### DIRECTIONS
Copy out the stretch of the article on genes linked to memory and Alzheimer's from "Intact memory capacity" through "both these processes.", word for word.

Researchers Identify Genes That Appear to Play Central Role in Memory and Alzheimer’s

Genes are not only important for regular memory performance, but also for the development of Alzheimer’s disease. Researchers at the University of Basel have identified a specific group of genes that plays a central role in both processes. This group of molecules controls the concentration of calcium ions inside the cell. Their results appear in the current issue of the journal JAMA Psychiatry.

Intact memory capacity is crucial for everyday life. This fact becomes apparent once a memory disorder has developed. Alzheimer’s disease is the most common cause of age-associated memory disorders. Due to increasing life expectancy, the disease is on the rise in Switzerland and worldwide. Unfortunately, there is no effective treatment to cure or even slow down Alzheimer’s yet. Thus, understanding the origins of this neurodegenerative disorder is key to the development of much needed treatments.

Scientists have known for some years now, that genes do not only play a crucial role in normal memory performance, but also in the development of Alzheimer’s. However, it was so far unclear if specific genes are involved in both these processes.

Researchers at the transfaculty research platform at the Psychiatric University Clinics Basel and the Faculty of Psychology at the University of Basel were now able to show in a large scale study that a specific group of genes controls several processes that are central for regular brain functions as well as for the development of Alzheimer. First author Dr. Angela Heck collected and analyzed data of over 57,000 participants for this study.

Image shows an MRI brain scan with the hippocampus highlighted.
Researchers from the University of Basel were able to show that memory function (image shows the hippocampus highlighted) depends on calcium-regulating genes. Credit: MCN University of Basel.

### DATASET
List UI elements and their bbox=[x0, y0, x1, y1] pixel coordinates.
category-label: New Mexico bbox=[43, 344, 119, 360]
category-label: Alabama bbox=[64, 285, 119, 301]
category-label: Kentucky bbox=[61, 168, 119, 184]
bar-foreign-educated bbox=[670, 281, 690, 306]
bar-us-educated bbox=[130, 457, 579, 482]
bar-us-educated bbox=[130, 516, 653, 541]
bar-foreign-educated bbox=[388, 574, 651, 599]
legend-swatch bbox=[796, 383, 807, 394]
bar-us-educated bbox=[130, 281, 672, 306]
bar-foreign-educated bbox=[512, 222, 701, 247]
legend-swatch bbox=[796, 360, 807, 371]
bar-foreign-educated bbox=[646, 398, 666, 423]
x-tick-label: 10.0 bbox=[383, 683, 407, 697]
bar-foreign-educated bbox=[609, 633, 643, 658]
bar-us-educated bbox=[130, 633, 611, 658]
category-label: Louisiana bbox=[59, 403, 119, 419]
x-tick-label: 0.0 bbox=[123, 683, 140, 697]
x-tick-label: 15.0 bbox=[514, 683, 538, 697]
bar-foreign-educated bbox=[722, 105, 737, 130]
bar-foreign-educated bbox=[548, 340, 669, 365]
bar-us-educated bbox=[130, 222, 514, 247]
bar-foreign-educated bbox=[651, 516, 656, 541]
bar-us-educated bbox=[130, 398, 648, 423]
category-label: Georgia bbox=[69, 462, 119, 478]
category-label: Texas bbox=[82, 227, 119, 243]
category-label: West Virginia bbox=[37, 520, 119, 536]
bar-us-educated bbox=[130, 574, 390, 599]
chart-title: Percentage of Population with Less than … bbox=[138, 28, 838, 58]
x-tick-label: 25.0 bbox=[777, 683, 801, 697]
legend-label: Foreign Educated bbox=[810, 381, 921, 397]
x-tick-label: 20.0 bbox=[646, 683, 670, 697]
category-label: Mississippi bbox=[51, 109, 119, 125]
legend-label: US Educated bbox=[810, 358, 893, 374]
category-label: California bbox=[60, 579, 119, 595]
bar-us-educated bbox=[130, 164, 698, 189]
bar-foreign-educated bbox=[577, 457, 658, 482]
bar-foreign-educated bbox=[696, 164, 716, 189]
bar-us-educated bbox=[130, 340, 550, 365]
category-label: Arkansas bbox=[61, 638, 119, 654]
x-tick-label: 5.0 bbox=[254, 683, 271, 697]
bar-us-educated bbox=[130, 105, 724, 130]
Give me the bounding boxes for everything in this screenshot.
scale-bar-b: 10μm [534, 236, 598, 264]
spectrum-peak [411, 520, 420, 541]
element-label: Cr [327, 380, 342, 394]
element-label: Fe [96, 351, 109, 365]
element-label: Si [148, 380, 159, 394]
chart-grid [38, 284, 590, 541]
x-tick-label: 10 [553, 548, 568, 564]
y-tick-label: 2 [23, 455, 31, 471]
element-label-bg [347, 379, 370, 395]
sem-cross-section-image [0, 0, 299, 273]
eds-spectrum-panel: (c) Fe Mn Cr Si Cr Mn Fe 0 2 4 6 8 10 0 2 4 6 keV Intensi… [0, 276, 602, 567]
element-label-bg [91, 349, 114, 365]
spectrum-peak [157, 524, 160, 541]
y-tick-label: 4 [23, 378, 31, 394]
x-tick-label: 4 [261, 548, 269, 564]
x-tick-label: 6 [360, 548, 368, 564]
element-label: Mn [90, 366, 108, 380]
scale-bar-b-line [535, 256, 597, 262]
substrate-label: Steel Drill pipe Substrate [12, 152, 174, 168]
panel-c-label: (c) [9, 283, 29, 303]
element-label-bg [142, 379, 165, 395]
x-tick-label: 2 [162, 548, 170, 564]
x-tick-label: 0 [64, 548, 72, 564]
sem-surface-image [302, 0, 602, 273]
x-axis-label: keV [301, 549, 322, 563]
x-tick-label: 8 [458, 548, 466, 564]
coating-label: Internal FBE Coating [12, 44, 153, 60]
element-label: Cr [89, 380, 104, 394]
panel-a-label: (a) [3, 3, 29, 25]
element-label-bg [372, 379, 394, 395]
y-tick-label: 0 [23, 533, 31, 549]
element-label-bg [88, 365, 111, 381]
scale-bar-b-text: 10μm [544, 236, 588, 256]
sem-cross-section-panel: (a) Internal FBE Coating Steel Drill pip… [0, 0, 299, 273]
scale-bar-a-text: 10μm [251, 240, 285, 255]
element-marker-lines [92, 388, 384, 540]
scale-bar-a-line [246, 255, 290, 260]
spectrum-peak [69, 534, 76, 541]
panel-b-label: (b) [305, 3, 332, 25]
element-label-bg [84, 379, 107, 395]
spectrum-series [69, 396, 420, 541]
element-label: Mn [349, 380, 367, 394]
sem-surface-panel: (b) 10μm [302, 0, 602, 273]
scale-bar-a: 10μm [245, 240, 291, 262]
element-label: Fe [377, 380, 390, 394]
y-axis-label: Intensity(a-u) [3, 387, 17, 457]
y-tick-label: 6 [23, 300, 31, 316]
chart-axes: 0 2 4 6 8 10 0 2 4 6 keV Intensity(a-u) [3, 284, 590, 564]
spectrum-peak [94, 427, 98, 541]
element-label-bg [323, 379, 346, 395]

### FINISHED TASK
Intact memory capacity is crucial for everyday life. This fact becomes apparent once a memory disorder has developed. Alzheimer’s disease is the most common cause of age-associated memory disorders. Due to increasing life expectancy, the disease is on the rise in Switzerland and worldwide. Unfortunately, there is no effective treatment to cure or even slow down Alzheimer’s yet. Thus, understanding the origins of this neurodegenerative disorder is key to the development of much needed treatments.

Scientists have known for some years now, that genes do not only play a crucial role in normal memory performance, but also in the development of Alzheimer’s. However, it was so far unclear if specific genes are involved in both these processes.